* [REQUEST]: Using the data below, repeat all of it precisely.
═════ STORED RECORDS ═════
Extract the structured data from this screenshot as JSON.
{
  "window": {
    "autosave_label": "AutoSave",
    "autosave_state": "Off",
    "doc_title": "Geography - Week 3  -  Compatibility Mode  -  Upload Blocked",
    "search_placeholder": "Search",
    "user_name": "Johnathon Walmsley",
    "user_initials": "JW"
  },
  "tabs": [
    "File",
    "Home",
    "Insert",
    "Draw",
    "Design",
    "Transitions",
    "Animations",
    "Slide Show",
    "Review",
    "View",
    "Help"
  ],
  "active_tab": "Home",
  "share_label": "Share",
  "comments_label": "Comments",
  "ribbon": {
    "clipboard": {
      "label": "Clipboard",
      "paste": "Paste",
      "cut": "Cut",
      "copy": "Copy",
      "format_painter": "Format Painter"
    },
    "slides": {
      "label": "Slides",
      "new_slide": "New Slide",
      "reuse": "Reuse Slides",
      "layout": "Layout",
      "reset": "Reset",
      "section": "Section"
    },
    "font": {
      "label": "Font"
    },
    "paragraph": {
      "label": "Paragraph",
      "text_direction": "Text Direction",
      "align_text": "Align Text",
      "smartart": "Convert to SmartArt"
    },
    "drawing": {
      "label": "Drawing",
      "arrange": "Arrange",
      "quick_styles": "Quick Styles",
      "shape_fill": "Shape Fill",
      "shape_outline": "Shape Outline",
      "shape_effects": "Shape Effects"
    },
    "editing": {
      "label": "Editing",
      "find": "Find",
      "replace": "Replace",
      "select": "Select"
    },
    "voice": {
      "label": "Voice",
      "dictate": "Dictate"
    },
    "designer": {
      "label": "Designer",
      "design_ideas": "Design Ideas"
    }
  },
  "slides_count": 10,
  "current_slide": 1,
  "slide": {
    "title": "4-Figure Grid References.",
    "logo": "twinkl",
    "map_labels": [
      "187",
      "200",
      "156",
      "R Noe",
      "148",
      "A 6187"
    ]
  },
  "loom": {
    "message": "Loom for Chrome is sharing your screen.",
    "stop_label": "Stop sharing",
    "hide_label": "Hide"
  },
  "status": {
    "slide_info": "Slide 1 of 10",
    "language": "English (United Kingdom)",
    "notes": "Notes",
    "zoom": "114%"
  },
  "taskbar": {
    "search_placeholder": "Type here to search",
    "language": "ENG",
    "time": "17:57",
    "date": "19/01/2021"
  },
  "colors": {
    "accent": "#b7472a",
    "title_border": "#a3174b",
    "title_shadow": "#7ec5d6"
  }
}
═════
* [FINISHED TASK]:
Extract the structured data from this screenshot as JSON.
{
  "window": {
    "autosave_label": "AutoSave",
    "autosave_state": "Off",
    "doc_title": "Geography - Week 3  -  Compatibility Mode  -  Upload Blocked",
    "search_placeholder": "Search",
    "user_name": "Johnathon Walmsley",
    "user_initials": "JW"
  },
  "tabs": [
    "File",
    "Home",
    "Insert",
    "Draw",
    "Design",
    "Transitions",
    "Animations",
    "Slide Show",
    "Review",
    "View",
    "Help"
  ],
  "active_tab": "Home",
  "share_label": "Share",
  "comments_label": "Comments",
  "ribbon": {
    "clipboard": {
      "label": "Clipboard",
      "paste": "Paste",
      "cut": "Cut",
      "copy": "Copy",
      "format_painter": "Format Painter"
    },
    "slides": {
      "label": "Slides",
      "new_slide": "New Slide",
      "reuse": "Reuse Slides",
      "layout": "Layout",
      "reset": "Reset",
      "section": "Section"
    },
    "font": {
      "label": "Font"
    },
    "paragraph": {
      "label": "Paragraph",
      "text_direction": "Text Direction",
      "align_text": "Align Text",
      "smartart": "Convert to SmartArt"
    },
    "drawing": {
      "label": "Drawing",
      "arrange": "Arrange",
      "quick_styles": "Quick Styles",
      "shape_fill": "Shape Fill",
      "shape_outline": "Shape Outline",
      "shape_effects": "Shape Effects"
    },
    "editing": {
      "label": "Editing",
      "find": "Find",
      "replace": "Replace",
      "select": "Select"
    },
    "voice": {
      "label": "Voice",
      "dictate": "Dictate"
    },
    "designer": {
      "label": "Designer",
      "design_ideas": "Design Ideas"
    }
  },
  "slides_count": 10,
  "current_slide": 1,
  "slide": {
    "title": "4-Figure Grid References.",
    "logo": "twinkl",
    "map_labels": [
      "187",
      "200",
      "156",
      "R Noe",
      "148",
      "A 6187"
    ]
  },
  "loom": {
    "message": "Loom for Chrome is sharing your screen.",
    "stop_label": "Stop sharing",
    "hide_label": "Hide"
  },
  "status": {
    "slide_info": "Slide 1 of 10",
    "language": "English (United Kingdom)",
    "notes": "Notes",
    "zoom": "114%"
  },
  "taskbar": {
    "search_placeholder": "Type here to search",
    "language": "ENG",
    "time": "17:57",
    "date": "19/01/2021"
  },
  "colors": {
    "accent": "#b7472a",
    "title_border": "#a3174b",
    "title_shadow": "#7ec5d6"
  }
}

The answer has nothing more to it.